▶ Given exercise:
Find every line containing the word "values" in the records below; report only how many there are.

▶ Source material:
"""

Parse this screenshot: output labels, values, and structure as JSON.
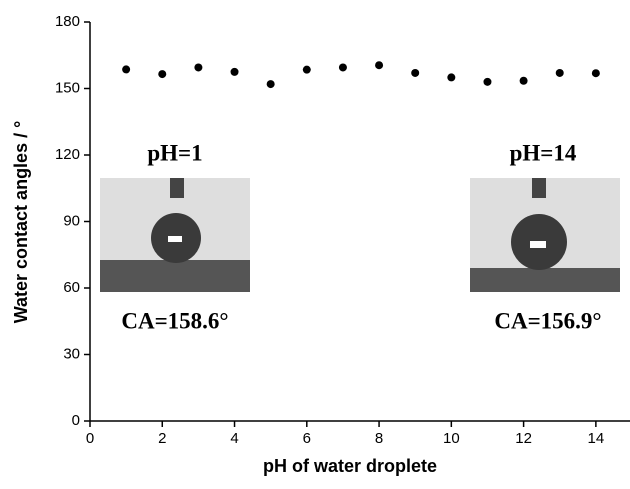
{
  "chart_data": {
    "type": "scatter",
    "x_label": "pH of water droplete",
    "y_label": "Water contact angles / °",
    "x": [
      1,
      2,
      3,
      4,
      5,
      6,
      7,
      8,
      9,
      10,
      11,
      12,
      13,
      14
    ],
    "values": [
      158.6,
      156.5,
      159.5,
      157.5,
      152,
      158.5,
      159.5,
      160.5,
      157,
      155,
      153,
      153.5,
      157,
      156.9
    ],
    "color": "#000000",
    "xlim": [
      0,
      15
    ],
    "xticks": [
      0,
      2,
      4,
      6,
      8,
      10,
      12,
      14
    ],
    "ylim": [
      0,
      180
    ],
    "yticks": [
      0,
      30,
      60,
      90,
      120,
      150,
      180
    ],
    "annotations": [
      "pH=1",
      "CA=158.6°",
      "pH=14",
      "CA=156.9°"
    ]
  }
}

"""
"""

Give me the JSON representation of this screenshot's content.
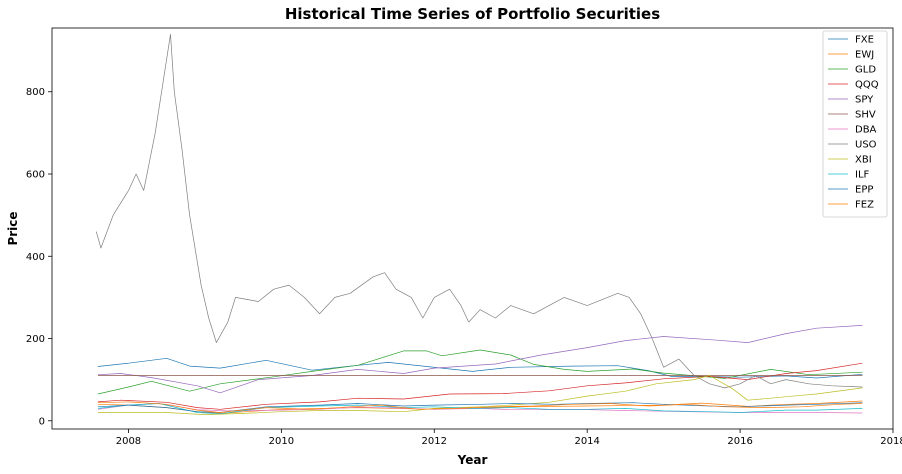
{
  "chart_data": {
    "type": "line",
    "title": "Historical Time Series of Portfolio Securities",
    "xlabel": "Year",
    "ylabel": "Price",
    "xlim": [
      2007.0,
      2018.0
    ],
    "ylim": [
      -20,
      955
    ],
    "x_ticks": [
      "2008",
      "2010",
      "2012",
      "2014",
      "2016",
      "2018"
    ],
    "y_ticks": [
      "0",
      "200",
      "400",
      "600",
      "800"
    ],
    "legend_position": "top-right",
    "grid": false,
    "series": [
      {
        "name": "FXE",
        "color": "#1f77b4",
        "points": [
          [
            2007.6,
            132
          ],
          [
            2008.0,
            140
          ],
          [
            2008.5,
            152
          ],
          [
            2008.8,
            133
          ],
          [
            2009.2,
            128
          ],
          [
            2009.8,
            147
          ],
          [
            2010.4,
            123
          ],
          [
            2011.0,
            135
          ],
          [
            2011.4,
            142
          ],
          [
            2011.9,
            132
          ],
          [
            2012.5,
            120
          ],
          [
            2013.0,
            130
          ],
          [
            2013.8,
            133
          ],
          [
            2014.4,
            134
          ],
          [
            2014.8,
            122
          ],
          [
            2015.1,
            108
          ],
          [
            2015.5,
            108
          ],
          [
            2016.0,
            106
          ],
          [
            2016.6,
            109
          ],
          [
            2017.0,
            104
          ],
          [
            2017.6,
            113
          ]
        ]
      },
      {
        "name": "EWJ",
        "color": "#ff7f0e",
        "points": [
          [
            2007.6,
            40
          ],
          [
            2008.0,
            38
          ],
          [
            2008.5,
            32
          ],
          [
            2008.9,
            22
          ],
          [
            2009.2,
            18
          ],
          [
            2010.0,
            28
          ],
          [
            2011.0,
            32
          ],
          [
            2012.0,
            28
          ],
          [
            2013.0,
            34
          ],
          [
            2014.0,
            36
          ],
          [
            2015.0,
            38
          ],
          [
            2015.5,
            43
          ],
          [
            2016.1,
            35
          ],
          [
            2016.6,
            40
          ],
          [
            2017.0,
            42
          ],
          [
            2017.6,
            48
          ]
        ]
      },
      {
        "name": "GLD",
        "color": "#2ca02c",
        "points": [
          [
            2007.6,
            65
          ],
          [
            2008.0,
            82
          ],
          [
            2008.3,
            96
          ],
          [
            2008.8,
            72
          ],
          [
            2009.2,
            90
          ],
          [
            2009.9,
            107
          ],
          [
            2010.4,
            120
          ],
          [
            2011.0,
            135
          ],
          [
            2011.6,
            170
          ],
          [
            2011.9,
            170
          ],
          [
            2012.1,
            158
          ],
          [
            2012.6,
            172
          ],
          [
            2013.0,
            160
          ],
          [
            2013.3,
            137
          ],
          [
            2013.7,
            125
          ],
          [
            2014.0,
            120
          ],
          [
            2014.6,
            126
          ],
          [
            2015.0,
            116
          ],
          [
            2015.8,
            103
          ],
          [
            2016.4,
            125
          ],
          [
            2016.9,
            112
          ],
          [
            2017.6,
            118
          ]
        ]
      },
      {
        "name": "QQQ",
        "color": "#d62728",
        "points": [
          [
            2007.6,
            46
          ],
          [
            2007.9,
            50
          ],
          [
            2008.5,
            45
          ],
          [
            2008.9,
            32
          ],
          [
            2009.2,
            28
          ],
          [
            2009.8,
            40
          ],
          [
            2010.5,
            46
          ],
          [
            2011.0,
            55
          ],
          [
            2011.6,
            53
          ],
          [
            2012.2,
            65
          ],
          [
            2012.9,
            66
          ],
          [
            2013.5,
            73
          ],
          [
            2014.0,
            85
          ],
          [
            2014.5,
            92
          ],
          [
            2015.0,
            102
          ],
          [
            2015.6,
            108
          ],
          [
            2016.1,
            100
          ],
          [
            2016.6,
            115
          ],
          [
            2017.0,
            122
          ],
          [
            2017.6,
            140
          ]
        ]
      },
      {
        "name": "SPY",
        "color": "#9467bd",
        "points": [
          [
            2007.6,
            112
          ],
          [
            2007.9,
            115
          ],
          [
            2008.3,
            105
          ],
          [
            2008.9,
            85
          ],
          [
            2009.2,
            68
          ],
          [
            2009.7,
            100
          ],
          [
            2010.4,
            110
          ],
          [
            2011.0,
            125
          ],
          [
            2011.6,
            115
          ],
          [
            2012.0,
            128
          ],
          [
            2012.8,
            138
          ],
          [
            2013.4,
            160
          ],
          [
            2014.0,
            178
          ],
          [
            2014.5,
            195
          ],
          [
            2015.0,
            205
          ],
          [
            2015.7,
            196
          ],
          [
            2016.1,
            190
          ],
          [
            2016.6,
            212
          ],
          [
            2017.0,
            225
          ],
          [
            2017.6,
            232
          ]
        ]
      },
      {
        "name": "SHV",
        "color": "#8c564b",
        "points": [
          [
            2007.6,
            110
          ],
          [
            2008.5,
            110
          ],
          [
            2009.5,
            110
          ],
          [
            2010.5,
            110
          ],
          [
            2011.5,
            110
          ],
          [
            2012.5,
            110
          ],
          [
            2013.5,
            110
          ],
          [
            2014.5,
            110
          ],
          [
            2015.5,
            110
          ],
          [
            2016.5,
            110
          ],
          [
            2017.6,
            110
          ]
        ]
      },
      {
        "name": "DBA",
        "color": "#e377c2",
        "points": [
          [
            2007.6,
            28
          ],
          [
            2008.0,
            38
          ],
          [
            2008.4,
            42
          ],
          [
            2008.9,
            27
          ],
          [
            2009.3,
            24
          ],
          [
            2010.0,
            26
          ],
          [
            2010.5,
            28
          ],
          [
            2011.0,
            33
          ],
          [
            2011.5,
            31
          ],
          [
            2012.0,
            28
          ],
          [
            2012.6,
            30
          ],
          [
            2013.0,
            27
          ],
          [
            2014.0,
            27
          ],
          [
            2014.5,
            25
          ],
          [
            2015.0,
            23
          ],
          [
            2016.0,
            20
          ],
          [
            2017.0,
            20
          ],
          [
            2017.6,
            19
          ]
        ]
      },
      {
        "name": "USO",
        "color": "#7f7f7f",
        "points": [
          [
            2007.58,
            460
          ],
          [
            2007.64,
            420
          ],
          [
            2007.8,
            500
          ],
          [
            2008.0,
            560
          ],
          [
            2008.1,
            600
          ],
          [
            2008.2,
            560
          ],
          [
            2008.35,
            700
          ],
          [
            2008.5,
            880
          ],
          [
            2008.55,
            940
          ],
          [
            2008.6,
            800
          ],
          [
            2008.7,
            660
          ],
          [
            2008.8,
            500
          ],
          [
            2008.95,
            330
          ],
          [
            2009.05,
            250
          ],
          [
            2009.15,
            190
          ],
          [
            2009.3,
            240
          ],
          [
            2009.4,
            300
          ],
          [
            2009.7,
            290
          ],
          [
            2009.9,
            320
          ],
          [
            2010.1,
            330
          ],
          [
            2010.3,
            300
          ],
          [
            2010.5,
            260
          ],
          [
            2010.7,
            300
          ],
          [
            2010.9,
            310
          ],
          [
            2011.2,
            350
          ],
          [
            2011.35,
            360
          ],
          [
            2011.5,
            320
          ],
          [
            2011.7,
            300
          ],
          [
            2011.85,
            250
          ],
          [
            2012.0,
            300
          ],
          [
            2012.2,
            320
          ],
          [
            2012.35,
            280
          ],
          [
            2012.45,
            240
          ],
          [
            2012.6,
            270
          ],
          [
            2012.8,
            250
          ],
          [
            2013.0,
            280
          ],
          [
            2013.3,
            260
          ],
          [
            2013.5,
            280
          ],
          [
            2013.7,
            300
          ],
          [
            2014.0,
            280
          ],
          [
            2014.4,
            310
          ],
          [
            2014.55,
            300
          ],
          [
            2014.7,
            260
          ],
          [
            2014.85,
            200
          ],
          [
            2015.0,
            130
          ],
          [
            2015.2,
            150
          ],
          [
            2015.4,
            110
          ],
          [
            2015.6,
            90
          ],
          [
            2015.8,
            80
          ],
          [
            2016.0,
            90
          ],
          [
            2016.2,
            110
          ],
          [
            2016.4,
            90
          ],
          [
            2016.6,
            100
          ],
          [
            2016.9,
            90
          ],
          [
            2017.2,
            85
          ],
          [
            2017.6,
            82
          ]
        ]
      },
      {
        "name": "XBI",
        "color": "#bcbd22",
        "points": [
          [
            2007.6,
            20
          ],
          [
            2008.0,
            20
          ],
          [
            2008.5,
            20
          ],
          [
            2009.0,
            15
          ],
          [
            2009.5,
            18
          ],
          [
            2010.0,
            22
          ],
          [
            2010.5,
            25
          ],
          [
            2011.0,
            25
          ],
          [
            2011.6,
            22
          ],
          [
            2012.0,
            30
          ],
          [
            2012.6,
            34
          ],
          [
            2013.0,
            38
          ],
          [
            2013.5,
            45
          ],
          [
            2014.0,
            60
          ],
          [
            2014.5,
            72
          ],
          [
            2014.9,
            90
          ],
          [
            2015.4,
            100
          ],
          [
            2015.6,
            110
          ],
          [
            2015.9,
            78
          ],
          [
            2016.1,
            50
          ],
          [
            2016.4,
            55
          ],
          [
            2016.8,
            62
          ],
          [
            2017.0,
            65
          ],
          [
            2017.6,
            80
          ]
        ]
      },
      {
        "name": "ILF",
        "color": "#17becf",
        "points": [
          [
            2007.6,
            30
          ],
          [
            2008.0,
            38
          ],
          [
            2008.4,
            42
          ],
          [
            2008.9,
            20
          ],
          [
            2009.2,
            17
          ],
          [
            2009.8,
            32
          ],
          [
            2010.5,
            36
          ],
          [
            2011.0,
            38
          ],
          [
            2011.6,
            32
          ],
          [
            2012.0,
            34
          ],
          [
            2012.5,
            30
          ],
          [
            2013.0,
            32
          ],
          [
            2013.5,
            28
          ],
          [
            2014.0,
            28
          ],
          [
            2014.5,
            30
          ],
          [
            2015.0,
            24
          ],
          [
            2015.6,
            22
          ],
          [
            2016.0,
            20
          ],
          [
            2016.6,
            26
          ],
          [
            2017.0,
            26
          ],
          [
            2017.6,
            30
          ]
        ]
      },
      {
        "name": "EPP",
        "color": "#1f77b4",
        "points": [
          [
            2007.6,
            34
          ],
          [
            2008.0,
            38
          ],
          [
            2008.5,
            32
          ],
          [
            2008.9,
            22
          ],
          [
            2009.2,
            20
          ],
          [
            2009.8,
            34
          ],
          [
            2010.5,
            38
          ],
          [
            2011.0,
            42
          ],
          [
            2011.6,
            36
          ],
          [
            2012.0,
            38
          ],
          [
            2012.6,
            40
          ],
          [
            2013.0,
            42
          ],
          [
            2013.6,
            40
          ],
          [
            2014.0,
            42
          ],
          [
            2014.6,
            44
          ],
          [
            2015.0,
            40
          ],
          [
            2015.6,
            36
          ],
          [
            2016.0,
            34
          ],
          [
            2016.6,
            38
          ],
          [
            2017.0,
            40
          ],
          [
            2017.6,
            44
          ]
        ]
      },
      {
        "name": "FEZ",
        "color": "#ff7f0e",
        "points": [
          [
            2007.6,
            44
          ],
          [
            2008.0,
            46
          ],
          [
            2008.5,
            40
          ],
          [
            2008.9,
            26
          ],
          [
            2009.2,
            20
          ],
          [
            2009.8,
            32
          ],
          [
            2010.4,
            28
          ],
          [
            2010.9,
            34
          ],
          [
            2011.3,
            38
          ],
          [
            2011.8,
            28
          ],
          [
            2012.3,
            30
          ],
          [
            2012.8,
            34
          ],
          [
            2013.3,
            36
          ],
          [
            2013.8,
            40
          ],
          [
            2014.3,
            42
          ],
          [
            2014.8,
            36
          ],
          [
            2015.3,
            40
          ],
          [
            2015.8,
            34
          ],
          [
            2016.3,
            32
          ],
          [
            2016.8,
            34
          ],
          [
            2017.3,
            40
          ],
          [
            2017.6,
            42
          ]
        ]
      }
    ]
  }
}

"""

▶ Complete answer:
2